Work to do: Show every line where "image" occurs.

=== Data supplied ===

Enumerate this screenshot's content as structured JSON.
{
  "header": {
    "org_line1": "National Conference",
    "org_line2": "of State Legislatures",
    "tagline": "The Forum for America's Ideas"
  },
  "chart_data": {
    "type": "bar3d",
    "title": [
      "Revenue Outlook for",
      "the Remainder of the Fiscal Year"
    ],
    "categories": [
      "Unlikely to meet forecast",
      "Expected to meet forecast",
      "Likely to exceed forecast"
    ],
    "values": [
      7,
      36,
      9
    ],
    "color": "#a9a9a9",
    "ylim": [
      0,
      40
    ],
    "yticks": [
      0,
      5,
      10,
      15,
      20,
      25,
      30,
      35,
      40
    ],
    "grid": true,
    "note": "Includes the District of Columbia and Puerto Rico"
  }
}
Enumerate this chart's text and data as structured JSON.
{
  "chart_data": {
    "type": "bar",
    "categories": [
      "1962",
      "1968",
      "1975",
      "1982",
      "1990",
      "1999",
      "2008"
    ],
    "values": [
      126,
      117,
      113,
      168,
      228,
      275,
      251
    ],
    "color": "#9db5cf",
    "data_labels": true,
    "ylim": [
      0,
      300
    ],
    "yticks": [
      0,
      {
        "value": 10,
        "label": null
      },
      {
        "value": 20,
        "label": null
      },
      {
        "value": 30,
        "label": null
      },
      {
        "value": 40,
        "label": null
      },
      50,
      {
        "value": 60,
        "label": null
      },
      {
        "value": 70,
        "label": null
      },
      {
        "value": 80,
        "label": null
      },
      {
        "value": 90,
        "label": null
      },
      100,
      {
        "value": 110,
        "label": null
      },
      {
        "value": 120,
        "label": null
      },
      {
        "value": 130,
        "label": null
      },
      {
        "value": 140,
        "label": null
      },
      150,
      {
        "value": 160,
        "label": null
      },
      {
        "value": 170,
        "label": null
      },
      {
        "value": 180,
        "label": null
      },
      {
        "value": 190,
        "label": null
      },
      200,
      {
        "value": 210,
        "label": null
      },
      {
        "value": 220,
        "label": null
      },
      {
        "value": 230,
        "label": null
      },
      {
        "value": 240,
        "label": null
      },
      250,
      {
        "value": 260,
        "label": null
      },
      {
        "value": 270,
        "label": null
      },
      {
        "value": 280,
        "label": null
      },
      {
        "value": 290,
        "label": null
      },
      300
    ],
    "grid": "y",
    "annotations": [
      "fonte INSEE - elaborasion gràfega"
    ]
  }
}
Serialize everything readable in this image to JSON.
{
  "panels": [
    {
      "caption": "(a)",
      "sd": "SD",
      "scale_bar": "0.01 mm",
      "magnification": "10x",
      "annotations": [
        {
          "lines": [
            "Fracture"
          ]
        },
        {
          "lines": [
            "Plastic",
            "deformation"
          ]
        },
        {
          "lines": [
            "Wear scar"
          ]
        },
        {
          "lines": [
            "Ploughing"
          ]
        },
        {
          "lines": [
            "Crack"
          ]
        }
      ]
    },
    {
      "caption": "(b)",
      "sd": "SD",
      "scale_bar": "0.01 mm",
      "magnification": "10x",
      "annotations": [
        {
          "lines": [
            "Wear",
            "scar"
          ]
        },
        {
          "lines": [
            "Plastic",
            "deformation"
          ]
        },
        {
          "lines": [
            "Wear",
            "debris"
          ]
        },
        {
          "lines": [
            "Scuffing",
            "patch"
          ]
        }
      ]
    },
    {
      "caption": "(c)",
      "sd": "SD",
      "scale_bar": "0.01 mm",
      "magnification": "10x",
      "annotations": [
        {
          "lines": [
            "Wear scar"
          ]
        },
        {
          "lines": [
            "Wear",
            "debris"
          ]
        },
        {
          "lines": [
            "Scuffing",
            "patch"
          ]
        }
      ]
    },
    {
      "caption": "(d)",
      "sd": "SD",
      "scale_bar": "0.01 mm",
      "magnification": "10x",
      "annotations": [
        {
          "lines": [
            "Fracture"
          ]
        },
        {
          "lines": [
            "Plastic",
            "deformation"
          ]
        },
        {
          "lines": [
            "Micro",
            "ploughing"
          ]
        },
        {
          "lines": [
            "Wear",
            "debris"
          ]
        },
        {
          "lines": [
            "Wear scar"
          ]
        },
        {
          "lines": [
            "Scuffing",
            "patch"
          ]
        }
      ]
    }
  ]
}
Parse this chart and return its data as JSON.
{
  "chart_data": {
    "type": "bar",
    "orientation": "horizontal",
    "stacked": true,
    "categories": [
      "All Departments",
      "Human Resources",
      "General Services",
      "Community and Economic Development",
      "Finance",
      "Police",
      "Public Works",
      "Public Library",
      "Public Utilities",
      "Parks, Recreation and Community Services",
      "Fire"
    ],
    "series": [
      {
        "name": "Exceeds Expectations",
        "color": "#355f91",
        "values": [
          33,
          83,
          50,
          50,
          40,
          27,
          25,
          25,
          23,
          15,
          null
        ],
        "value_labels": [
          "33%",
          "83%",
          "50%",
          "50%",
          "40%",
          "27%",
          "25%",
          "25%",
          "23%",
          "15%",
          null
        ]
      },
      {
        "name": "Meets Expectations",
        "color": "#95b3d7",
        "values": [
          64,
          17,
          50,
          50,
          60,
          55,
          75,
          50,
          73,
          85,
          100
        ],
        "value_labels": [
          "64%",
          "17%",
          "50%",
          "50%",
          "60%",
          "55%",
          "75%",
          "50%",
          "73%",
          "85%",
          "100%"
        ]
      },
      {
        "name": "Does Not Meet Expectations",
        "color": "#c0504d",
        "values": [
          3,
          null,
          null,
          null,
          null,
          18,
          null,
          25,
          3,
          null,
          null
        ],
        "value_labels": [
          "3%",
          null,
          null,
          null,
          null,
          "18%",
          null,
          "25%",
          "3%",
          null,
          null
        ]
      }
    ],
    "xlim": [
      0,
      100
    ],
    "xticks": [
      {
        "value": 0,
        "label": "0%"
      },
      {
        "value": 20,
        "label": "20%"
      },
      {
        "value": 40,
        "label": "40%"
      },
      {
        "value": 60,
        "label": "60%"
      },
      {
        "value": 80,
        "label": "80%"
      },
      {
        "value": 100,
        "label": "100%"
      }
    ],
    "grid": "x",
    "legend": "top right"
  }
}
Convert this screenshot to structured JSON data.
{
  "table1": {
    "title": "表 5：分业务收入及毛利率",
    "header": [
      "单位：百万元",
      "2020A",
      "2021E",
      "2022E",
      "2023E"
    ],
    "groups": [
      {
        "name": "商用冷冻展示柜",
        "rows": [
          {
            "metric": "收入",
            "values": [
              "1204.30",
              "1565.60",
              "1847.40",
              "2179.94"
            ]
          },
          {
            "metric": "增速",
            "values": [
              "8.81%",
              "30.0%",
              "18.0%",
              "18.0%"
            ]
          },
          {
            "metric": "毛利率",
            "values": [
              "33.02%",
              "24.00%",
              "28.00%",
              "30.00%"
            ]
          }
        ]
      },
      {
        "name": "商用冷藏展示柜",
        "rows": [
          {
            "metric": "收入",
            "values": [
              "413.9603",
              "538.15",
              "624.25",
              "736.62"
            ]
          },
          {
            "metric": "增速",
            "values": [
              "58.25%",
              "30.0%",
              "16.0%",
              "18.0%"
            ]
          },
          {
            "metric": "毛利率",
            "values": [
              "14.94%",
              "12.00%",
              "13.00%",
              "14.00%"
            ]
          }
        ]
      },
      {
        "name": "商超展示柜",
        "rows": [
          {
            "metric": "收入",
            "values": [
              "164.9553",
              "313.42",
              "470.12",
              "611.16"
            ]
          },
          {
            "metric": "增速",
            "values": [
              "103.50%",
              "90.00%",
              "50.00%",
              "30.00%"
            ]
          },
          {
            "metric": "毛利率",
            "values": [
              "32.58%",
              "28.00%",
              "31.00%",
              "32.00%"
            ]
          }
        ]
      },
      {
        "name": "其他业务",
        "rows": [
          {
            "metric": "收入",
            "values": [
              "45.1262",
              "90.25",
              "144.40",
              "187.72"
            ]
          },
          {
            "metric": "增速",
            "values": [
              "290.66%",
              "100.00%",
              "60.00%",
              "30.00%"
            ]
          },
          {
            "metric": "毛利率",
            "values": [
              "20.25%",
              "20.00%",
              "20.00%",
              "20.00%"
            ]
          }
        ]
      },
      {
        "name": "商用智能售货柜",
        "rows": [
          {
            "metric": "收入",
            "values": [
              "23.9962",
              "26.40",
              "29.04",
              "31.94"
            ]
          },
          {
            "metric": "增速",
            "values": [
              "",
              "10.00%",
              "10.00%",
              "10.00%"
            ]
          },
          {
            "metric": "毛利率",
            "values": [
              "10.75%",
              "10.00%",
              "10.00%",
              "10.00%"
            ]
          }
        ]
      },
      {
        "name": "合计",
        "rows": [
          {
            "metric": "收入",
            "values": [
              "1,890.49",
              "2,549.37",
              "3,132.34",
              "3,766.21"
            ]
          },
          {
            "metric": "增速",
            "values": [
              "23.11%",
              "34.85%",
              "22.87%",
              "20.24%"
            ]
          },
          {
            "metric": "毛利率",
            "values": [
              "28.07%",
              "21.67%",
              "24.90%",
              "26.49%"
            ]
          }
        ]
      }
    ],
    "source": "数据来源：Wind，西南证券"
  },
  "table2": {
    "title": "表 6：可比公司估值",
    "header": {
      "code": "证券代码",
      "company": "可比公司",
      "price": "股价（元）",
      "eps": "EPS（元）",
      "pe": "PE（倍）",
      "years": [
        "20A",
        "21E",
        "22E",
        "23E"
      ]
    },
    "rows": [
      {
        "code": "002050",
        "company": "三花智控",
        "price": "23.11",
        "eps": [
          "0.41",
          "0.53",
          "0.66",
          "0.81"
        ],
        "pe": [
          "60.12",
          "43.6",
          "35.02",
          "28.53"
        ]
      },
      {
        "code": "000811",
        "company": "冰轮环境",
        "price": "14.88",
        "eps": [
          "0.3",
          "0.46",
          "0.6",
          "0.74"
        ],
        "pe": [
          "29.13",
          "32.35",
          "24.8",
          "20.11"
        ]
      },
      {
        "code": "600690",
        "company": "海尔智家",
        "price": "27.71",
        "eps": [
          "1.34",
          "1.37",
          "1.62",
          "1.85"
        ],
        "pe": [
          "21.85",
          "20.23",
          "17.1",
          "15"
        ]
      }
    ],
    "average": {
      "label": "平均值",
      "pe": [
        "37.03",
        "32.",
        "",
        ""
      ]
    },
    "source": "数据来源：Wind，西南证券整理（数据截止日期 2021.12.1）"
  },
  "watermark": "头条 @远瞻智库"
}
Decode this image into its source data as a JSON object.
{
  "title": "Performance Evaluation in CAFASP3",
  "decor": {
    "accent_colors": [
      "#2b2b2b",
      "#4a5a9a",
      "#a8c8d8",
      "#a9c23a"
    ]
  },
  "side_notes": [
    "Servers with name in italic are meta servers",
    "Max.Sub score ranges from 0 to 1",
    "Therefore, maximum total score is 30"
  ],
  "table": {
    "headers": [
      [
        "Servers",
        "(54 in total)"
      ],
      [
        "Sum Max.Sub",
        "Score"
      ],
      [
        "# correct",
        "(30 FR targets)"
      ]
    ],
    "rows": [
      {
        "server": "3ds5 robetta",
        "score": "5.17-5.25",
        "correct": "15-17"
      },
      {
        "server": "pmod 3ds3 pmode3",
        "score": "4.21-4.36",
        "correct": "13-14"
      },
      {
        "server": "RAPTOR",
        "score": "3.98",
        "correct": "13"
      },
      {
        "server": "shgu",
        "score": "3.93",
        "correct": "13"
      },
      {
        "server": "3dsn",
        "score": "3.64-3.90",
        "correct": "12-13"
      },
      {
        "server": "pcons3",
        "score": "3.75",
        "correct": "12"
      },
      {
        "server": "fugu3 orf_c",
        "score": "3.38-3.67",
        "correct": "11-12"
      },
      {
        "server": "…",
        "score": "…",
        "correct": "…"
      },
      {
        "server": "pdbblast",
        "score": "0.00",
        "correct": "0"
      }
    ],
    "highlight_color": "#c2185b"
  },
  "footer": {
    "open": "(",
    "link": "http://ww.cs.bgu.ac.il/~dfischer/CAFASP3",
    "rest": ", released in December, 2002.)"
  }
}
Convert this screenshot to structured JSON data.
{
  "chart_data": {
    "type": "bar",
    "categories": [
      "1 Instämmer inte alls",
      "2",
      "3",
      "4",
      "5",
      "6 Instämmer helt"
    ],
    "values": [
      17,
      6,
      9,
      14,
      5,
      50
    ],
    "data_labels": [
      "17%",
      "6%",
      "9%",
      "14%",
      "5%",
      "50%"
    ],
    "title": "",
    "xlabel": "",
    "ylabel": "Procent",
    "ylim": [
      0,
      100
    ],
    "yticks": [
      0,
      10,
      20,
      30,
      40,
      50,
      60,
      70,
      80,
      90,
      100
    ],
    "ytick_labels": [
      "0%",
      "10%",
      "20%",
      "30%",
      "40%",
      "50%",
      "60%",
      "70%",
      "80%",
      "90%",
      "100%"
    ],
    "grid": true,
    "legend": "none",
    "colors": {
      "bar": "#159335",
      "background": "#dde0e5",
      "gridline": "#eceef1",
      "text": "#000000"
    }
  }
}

===

Full answer:
Serialize everything readable in this image to JSON.
Decode this image into its source data as a JSON object.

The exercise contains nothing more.